__Work instructions__.
Would you output the lines from the one with "Convert this screenshot" through the last line of the material below, exactly, but without pictures?

__Data extracted from a collection__.
============================================================

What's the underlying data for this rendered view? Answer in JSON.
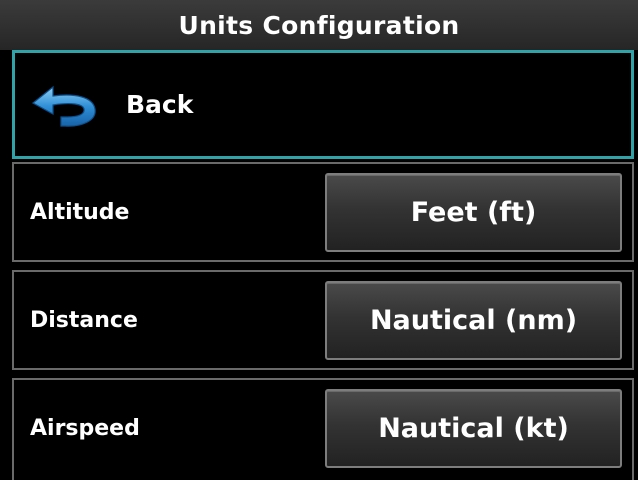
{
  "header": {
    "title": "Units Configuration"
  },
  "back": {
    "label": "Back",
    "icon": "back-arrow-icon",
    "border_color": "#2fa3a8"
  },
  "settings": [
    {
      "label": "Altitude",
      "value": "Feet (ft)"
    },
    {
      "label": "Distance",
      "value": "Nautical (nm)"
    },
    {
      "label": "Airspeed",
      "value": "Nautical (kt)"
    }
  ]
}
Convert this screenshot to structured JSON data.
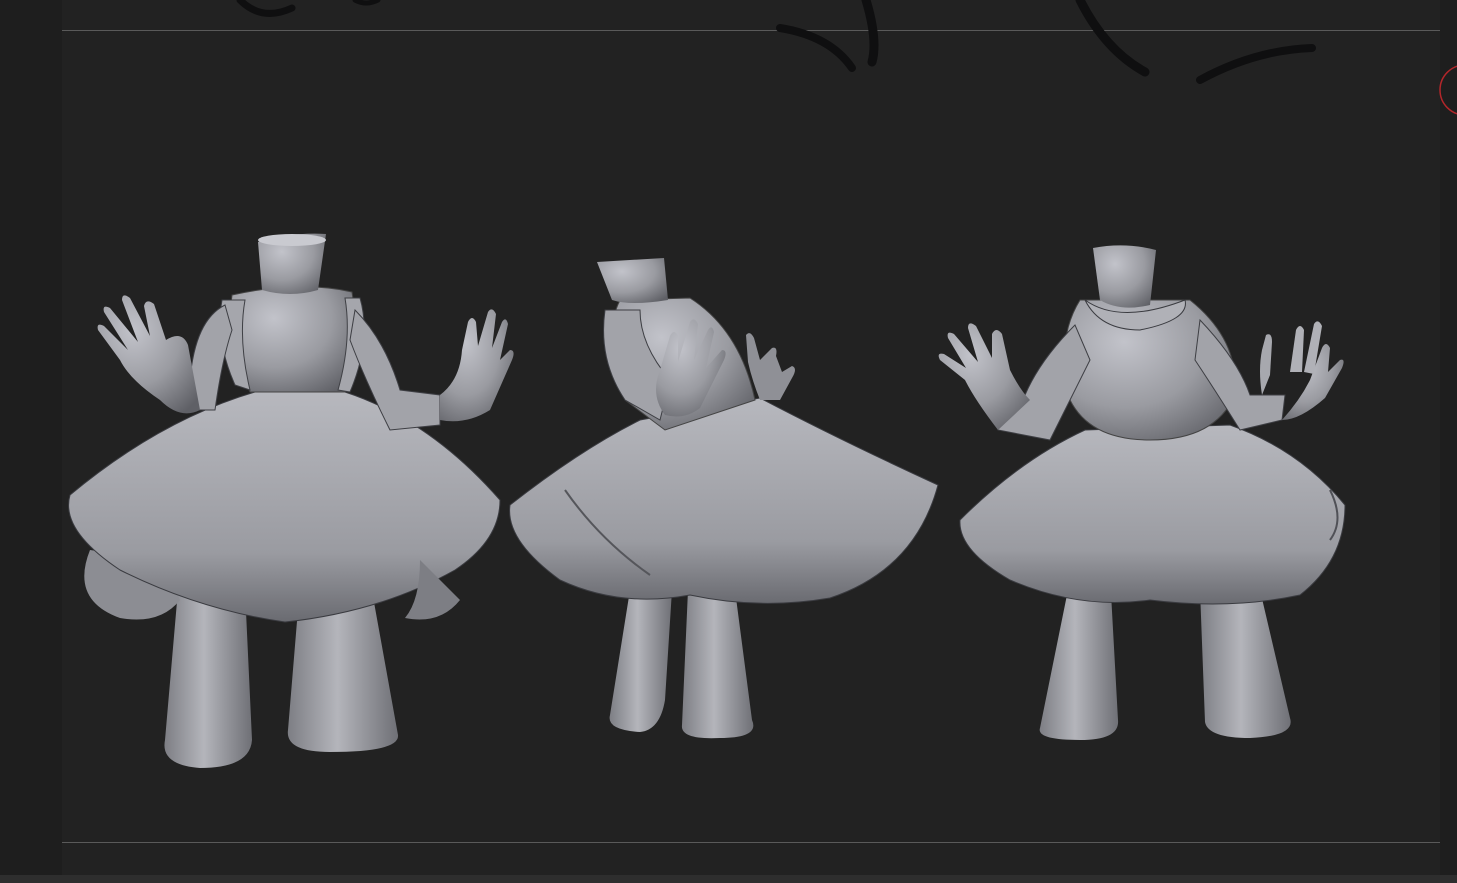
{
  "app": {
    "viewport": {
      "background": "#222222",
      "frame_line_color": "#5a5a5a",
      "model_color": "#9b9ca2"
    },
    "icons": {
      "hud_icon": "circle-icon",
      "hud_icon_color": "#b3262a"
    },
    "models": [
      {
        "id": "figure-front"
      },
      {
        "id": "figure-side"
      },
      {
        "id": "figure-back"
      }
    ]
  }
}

============================================================

__Output for this exercise__.
Convert this screenshot to structured JSON data.
{
  "app": {
    "viewport": {
      "background": "#222222",
      "frame_line_color": "#5a5a5a",
      "model_color": "#9b9ca2"
    },
    "icons": {
      "hud_icon": "circle-icon",
      "hud_icon_color": "#b3262a"
    },
    "models": [
      {
        "id": "figure-front"
      },
      {
        "id": "figure-side"
      },
      {
        "id": "figure-back"
      }
    ]
  }
}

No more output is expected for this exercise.